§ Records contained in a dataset
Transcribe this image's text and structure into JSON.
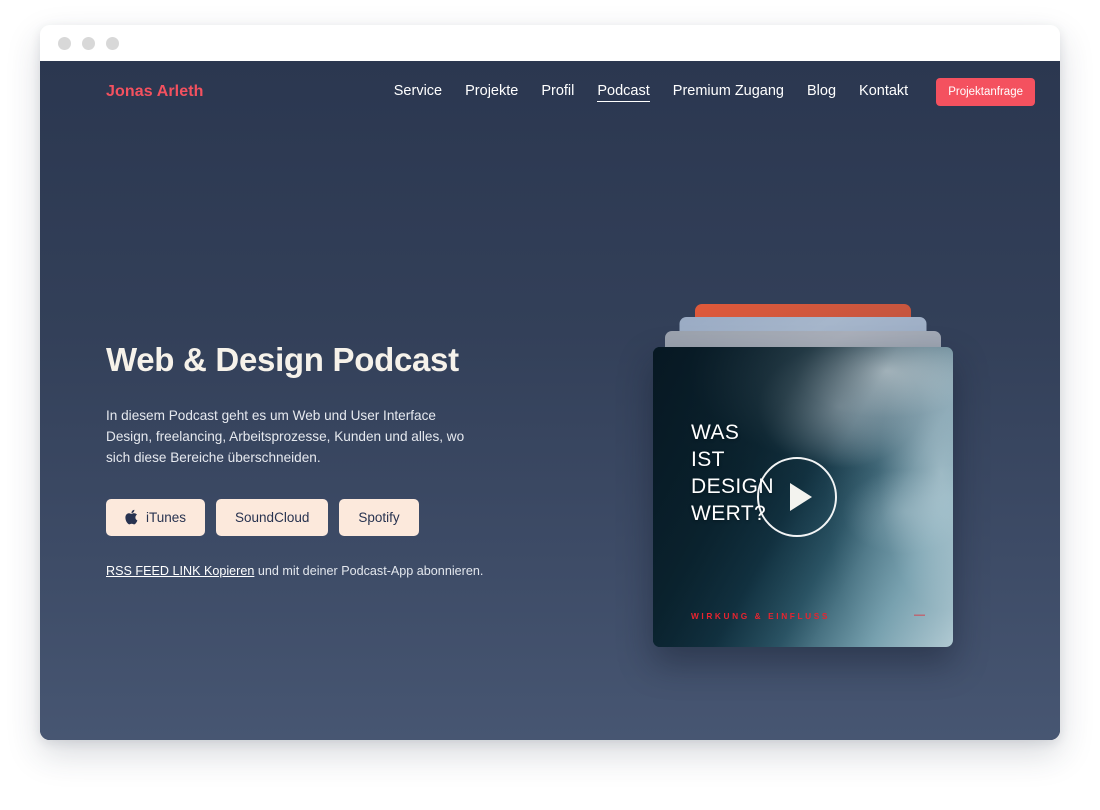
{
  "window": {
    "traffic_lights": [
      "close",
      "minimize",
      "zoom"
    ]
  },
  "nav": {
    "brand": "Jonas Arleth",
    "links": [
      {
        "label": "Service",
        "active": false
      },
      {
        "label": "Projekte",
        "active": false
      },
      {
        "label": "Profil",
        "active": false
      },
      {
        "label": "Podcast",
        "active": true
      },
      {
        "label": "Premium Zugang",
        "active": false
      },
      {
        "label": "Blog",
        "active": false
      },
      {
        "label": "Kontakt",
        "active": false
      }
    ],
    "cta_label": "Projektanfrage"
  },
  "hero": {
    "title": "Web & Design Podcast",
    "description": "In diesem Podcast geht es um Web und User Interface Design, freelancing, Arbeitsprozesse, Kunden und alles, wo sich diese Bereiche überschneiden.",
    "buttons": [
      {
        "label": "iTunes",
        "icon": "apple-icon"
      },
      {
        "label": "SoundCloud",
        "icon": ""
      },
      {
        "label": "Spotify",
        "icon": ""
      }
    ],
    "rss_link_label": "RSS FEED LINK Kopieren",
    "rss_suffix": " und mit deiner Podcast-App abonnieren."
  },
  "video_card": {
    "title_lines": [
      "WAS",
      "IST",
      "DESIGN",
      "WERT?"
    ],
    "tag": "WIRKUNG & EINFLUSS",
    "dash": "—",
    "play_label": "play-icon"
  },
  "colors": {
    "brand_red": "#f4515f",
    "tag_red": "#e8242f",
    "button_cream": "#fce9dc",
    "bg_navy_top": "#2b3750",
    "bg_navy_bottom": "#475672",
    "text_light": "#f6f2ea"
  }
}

§ WHAT THE TASK ASKS
Look through the material and copy each line that has "icon".

§ SOLUTION TO THIS PROBLEM
        "icon": "apple-icon"
        "icon": ""
        "icon": ""
    "play_label": "play-icon"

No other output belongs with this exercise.